> _Short task_
Across all the lines below, how many contain the string "name"? Please reply with the number only.

> _Listed records_
▶
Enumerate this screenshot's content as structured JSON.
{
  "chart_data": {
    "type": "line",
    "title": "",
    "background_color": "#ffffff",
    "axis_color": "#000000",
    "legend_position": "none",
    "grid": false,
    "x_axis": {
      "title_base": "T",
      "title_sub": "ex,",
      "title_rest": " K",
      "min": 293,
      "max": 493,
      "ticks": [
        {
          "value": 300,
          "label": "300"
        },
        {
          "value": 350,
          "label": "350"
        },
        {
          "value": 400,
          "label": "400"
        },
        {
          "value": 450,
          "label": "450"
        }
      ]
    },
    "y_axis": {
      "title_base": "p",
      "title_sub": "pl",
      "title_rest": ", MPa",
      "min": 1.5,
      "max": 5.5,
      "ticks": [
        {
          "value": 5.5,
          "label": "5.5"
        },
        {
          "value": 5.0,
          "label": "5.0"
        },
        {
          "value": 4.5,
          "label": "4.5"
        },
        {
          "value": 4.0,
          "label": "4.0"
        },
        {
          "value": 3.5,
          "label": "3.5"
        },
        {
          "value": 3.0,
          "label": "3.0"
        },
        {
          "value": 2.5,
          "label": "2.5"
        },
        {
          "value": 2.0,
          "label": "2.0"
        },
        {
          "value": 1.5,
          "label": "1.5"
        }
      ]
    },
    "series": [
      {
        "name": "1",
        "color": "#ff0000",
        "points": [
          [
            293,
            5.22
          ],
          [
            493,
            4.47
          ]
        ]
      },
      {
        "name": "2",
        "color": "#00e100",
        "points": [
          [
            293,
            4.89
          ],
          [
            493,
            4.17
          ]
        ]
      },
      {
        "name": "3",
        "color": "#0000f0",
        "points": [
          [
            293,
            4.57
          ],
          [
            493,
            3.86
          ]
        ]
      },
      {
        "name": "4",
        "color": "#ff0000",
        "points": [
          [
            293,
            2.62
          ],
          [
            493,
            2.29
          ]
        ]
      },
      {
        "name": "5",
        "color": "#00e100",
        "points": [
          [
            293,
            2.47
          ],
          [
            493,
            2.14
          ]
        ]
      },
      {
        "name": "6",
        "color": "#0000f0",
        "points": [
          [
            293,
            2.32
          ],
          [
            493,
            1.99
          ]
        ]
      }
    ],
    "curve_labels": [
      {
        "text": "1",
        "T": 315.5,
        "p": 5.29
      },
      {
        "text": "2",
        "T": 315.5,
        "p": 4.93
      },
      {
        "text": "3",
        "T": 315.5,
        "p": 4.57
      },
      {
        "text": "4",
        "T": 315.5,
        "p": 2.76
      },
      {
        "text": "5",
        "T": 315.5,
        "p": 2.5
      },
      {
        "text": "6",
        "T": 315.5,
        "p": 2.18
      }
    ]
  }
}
◀
> _Correct response_
6